**To be done:** Each record below should be repeated precisely as written.

start Input for this task

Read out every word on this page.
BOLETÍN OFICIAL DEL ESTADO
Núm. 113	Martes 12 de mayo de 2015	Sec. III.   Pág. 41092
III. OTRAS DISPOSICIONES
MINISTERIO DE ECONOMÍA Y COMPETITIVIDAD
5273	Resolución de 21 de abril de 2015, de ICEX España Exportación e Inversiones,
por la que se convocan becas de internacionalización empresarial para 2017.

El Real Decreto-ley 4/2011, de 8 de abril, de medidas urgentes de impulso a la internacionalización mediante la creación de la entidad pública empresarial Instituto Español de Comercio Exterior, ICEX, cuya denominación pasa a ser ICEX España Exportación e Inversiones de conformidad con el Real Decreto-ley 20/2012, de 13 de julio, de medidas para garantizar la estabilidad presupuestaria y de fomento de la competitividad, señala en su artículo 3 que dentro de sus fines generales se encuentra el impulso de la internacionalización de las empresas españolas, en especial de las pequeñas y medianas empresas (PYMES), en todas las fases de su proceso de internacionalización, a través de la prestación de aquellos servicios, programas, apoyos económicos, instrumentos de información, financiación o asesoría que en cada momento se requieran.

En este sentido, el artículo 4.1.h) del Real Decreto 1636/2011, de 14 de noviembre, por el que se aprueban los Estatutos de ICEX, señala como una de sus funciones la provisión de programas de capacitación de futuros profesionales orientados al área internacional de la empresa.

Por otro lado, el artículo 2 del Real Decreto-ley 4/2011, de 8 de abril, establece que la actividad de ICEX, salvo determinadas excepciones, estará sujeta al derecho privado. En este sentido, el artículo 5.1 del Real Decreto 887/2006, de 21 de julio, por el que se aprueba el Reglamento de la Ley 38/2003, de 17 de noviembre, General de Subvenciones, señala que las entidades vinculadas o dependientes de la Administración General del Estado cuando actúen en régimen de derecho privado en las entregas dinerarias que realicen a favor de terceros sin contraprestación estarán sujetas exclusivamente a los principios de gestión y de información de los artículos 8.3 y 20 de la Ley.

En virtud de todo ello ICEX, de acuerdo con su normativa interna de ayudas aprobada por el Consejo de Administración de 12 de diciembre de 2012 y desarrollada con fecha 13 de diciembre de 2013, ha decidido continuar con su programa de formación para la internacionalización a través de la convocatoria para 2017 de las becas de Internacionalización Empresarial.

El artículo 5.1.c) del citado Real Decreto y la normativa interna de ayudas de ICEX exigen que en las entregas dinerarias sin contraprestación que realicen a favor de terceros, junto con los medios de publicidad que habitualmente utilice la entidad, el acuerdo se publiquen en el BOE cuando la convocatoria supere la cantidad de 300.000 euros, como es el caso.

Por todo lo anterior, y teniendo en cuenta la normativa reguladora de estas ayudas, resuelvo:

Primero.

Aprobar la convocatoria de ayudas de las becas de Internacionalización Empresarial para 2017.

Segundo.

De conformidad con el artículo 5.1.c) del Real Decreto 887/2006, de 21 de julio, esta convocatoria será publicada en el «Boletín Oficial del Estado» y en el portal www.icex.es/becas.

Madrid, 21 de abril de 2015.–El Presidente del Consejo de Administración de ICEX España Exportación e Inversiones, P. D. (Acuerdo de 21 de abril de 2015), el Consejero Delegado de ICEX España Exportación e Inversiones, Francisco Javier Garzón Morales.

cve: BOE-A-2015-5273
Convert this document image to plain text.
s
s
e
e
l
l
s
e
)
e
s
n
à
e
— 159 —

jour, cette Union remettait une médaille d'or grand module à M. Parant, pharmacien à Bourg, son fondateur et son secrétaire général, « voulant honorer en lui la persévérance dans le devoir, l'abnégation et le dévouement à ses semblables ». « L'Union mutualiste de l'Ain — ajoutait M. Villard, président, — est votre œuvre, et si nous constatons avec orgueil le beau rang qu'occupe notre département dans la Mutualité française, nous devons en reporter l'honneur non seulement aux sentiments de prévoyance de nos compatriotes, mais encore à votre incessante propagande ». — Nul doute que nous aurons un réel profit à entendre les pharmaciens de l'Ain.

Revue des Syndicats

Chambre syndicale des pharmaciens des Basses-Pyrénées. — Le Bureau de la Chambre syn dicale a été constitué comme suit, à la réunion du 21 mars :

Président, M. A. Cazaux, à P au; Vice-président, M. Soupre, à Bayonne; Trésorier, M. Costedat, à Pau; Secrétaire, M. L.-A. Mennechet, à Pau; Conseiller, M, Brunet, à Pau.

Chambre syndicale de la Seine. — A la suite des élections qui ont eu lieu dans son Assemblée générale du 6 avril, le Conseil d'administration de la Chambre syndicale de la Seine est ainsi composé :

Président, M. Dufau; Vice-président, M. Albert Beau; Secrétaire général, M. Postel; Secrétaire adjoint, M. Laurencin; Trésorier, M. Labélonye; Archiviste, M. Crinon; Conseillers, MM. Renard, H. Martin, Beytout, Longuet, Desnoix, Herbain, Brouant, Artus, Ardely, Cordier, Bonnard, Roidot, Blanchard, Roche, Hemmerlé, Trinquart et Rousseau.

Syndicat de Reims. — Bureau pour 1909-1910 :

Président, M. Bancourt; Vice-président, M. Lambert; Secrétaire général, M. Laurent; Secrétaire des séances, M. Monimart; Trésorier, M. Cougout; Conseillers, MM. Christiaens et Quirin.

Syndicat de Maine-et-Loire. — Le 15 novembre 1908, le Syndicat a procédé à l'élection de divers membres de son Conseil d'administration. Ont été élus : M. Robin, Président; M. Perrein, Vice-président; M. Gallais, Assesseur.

end Input for this task

**Finished answer:**
Read out every word on this page.
BOLETÍN OFICIAL DEL ESTADO
Núm. 113	Martes 12 de mayo de 2015	Sec. III.   Pág. 41092
III. OTRAS DISPOSICIONES
MINISTERIO DE ECONOMÍA Y COMPETITIVIDAD
5273	Resolución de 21 de abril de 2015, de ICEX España Exportación e Inversiones,
por la que se convocan becas de internacionalización empresarial para 2017.

El Real Decreto-ley 4/2011, de 8 de abril, de medidas urgentes de impulso a la internacionalización mediante la creación de la entidad pública empresarial Instituto Español de Comercio Exterior, ICEX, cuya denominación pasa a ser ICEX España Exportación e Inversiones de conformidad con el Real Decreto-ley 20/2012, de 13 de julio, de medidas para garantizar la estabilidad presupuestaria y de fomento de la competitividad, señala en su artículo 3 que dentro de sus fines generales se encuentra el impulso de la internacionalización de las empresas españolas, en especial de las pequeñas y medianas empresas (PYMES), en todas las fases de su proceso de internacionalización, a través de la prestación de aquellos servicios, programas, apoyos económicos, instrumentos de información, financiación o asesoría que en cada momento se requieran.

En este sentido, el artículo 4.1.h) del Real Decreto 1636/2011, de 14 de noviembre, por el que se aprueban los Estatutos de ICEX, señala como una de sus funciones la provisión de programas de capacitación de futuros profesionales orientados al área internacional de la empresa.

Por otro lado, el artículo 2 del Real Decreto-ley 4/2011, de 8 de abril, establece que la actividad de ICEX, salvo determinadas excepciones, estará sujeta al derecho privado. En este sentido, el artículo 5.1 del Real Decreto 887/2006, de 21 de julio, por el que se aprueba el Reglamento de la Ley 38/2003, de 17 de noviembre, General de Subvenciones, señala que las entidades vinculadas o dependientes de la Administración General del Estado cuando actúen en régimen de derecho privado en las entregas dinerarias que realicen a favor de terceros sin contraprestación estarán sujetas exclusivamente a los principios de gestión y de información de los artículos 8.3 y 20 de la Ley.

En virtud de todo ello ICEX, de acuerdo con su normativa interna de ayudas aprobada por el Consejo de Administración de 12 de diciembre de 2012 y desarrollada con fecha 13 de diciembre de 2013, ha decidido continuar con su programa de formación para la internacionalización a través de la convocatoria para 2017 de las becas de Internacionalización Empresarial.

El artículo 5.1.c) del citado Real Decreto y la normativa interna de ayudas de ICEX exigen que en las entregas dinerarias sin contraprestación que realicen a favor de terceros, junto con los medios de publicidad que habitualmente utilice la entidad, el acuerdo se publiquen en el BOE cuando la convocatoria supere la cantidad de 300.000 euros, como es el caso.

Por todo lo anterior, y teniendo en cuenta la normativa reguladora de estas ayudas, resuelvo:

Primero.

Aprobar la convocatoria de ayudas de las becas de Internacionalización Empresarial para 2017.

Segundo.

De conformidad con el artículo 5.1.c) del Real Decreto 887/2006, de 21 de julio, esta convocatoria será publicada en el «Boletín Oficial del Estado» y en el portal www.icex.es/becas.

Madrid, 21 de abril de 2015.–El Presidente del Consejo de Administración de ICEX España Exportación e Inversiones, P. D. (Acuerdo de 21 de abril de 2015), el Consejero Delegado de ICEX España Exportación e Inversiones, Francisco Javier Garzón Morales.

cve: BOE-A-2015-5273
Convert this document image to plain text.
s
s
e
e
l
l
s
e
)
e
s
n
à
e
— 159 —

jour, cette Union remettait une médaille d'or grand module à M. Parant, pharmacien à Bourg, son fondateur et son secrétaire général, « voulant honorer en lui la persévérance dans le devoir, l'abnégation et le dévouement à ses semblables ». « L'Union mutualiste de l'Ain — ajoutait M. Villard, président, — est votre œuvre, et si nous constatons avec orgueil le beau rang qu'occupe notre département dans la Mutualité française, nous devons en reporter l'honneur non seulement aux sentiments de prévoyance de nos compatriotes, mais encore à votre incessante propagande ». — Nul doute que nous aurons un réel profit à entendre les pharmaciens de l'Ain.

Revue des Syndicats

Chambre syndicale des pharmaciens des Basses-Pyrénées. — Le Bureau de la Chambre syn dicale a été constitué comme suit, à la réunion du 21 mars :

Président, M. A. Cazaux, à P au; Vice-président, M. Soupre, à Bayonne; Trésorier, M. Costedat, à Pau; Secrétaire, M. L.-A. Mennechet, à Pau; Conseiller, M, Brunet, à Pau.

Chambre syndicale de la Seine. — A la suite des élections qui ont eu lieu dans son Assemblée générale du 6 avril, le Conseil d'administration de la Chambre syndicale de la Seine est ainsi composé :

Président, M. Dufau; Vice-président, M. Albert Beau; Secrétaire général, M. Postel; Secrétaire adjoint, M. Laurencin; Trésorier, M. Labélonye; Archiviste, M. Crinon; Conseillers, MM. Renard, H. Martin, Beytout, Longuet, Desnoix, Herbain, Brouant, Artus, Ardely, Cordier, Bonnard, Roidot, Blanchard, Roche, Hemmerlé, Trinquart et Rousseau.

Syndicat de Reims. — Bureau pour 1909-1910 :

Président, M. Bancourt; Vice-président, M. Lambert; Secrétaire général, M. Laurent; Secrétaire des séances, M. Monimart; Trésorier, M. Cougout; Conseillers, MM. Christiaens et Quirin.

Syndicat de Maine-et-Loire. — Le 15 novembre 1908, le Syndicat a procédé à l'élection de divers membres de son Conseil d'administration. Ont été élus : M. Robin, Président; M. Perrein, Vice-président; M. Gallais, Assesseur.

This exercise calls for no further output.